■ Extract to read ■
2.4. Evaluation Metrics

For evaluation, we compare the derived semantic labeling to the ground truth on a per-point basis. The confusion matrix and five commonly used measures are employed. The evaluation metrics are represented by overall accuracy (OA), Kappa coefficient (KA), recall (R), precision (P), and F₁-score. Generally, the number of examples per class is inhomogeneous in the test data, and then OA and KA are used to reflect the overall performance and the degree of consistency. Meanwhile, R represents a measure of completeness or quantity, and P represents a measure of exactness or quality. The F₁-score is a compound metric which combines P and R with equal weights. Appendix C describes the formulas in detail.

3. Experimental Analysis

To evaluate the performance of the proposed LCS-CRF algorithm, experiments with two ALS data sets were performed on a Windows 10 64-bit, Intel Core i7-4790k 4.00GHz processor with 32 GB of RAM, using Python language.

3.1. Study Areas

Two labeled benchmark datasets, Vaihingen Dataset (Figure 7) and GML Dataset A (Figure 8), are employed to evaluate our methodology for ALS data of different characteristics.

The Vaihingen Dataset is provided by the German Society for Photogrammetry, Remote Sensing and Geoinformation (DGPF) and was acquired with a Leica ALS50 system over Vaihingen, Germany, with an average point density of 4 points/m². In the scope of the ISPRS Benchmark on 3D Semantic Labeling, a reference labeling was performed with respect to nine semantic classes, (namely, power line, low vegetation, impervious surfaces, car, fence/hedge, roof, facade, shrub, and tree). Thereby, each point in the data set is labeled accordingly [9]. For this dataset, containing about 1.166 M points in total, a split into a training scene (about 754 k points) and a test scene (about 412 k points) is provided. For each point, its XYZ-coordinates and intensity value are provided.

The GML Dataset A is provided by the Graphics & Media Lab, Moscow State University, and publicly available sources. This dataset has been acquired with an ALTM 2050 system (Optech Inc.) and contains about 2.077M labeled 3D points, whereby the reference labeling has been performed with respect to five semantic classes (namely, ground, building, car, tree, and low vegetation). For this dataset, a split into a training scene and a test scene is provided. For each point, its XYZ-coordinates are provided without intensity value.

■ Task directions ■
Please rewrite the passage on ALS benchmark data from "The GML Dataset" to "without intensity value.", putting "ALTM 3100" in place of "ALTM 2050". The records bear no relation to the passage on ALS benchmark data.

■ Raw data ■
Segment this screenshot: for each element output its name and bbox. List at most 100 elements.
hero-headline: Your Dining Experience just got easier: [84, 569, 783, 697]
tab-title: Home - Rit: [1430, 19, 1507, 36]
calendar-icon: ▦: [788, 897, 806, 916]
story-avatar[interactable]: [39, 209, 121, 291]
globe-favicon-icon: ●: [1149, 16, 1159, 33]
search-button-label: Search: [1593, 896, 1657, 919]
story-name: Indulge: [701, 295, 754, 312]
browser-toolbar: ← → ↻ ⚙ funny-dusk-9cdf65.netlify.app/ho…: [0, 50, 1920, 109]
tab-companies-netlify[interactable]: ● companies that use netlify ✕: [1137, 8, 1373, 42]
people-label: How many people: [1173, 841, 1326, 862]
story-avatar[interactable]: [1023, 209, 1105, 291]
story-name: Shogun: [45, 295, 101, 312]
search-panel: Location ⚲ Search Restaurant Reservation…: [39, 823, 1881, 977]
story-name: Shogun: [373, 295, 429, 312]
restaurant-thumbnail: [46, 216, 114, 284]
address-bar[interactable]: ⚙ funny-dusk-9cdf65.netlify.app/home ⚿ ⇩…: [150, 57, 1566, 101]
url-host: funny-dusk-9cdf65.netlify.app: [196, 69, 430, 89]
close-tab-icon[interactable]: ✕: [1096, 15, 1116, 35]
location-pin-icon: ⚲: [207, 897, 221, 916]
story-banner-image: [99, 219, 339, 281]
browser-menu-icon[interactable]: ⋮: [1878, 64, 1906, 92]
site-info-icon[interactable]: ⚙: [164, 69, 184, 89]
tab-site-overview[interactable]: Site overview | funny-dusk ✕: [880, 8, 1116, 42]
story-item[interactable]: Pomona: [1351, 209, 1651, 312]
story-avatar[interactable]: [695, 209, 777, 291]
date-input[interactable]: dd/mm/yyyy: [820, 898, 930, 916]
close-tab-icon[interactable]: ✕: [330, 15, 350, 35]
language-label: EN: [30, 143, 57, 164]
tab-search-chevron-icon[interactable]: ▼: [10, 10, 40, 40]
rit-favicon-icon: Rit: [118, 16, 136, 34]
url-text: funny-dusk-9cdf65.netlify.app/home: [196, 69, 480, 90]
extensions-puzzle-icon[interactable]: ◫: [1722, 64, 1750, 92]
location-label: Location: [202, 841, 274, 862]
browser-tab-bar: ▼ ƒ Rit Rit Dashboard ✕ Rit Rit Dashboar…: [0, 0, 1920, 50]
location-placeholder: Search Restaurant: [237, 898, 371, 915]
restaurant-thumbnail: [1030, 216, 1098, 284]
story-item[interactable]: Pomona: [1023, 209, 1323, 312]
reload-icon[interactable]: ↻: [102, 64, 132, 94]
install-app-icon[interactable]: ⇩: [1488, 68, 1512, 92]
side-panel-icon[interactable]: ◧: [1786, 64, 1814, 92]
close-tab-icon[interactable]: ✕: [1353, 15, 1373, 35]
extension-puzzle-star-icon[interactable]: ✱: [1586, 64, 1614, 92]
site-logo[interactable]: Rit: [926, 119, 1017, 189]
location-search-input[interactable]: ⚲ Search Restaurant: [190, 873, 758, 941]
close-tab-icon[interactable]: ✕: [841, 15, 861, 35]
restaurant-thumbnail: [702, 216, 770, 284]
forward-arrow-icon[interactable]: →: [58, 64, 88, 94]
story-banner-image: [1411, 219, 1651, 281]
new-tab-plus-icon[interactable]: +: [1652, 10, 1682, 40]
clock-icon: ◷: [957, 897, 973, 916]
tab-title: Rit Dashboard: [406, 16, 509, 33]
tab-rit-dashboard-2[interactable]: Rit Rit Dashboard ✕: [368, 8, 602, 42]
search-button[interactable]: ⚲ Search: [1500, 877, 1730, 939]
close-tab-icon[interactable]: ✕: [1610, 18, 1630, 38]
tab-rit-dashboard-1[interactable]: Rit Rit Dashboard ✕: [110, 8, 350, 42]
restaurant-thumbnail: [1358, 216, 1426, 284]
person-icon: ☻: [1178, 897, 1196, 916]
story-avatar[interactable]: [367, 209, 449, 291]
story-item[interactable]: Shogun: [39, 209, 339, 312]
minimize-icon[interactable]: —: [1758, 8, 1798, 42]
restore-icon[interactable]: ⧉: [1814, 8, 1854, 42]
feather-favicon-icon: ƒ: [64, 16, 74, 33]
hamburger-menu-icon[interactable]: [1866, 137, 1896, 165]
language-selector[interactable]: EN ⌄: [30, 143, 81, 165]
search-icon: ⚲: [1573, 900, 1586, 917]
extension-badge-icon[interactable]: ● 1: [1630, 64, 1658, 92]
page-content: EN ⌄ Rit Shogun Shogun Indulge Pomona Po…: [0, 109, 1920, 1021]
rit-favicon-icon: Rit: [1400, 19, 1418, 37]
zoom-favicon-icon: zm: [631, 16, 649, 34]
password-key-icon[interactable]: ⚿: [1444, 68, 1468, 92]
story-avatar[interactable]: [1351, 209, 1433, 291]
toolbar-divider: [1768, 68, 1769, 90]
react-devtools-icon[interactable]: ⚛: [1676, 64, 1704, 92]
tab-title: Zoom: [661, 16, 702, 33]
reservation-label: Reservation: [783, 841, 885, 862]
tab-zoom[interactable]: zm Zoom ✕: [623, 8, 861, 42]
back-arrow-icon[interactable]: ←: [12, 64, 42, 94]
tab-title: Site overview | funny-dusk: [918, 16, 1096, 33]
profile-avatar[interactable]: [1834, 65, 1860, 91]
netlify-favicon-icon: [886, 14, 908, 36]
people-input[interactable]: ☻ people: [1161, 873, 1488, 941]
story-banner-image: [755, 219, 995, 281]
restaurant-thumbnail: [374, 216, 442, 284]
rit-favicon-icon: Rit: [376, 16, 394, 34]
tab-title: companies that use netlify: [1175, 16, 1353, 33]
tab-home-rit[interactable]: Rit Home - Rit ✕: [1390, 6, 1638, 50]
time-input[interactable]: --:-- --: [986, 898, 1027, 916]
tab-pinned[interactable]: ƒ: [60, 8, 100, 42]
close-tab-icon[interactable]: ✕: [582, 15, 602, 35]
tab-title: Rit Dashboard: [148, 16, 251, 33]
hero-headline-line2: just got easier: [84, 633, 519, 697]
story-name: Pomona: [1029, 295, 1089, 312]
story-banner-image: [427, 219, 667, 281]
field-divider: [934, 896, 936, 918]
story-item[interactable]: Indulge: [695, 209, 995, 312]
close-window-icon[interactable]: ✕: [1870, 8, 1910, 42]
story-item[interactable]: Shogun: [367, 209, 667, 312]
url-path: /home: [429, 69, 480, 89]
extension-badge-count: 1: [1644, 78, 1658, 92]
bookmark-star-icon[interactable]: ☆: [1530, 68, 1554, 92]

■ The response ■
The GML Dataset A is provided by the Graphics & Media Lab, Moscow State University, and publicly available sources. This dataset has been acquired with an ALTM 3100 system (Optech Inc.) and contains about 2.077M labeled 3D points, whereby the reference labeling has been performed with respect to five semantic classes (namely, ground, building, car, tree, and low vegetation). For this dataset, a split into a training scene and a test scene is provided. For each point, its XYZ-coordinates are provided without intensity value.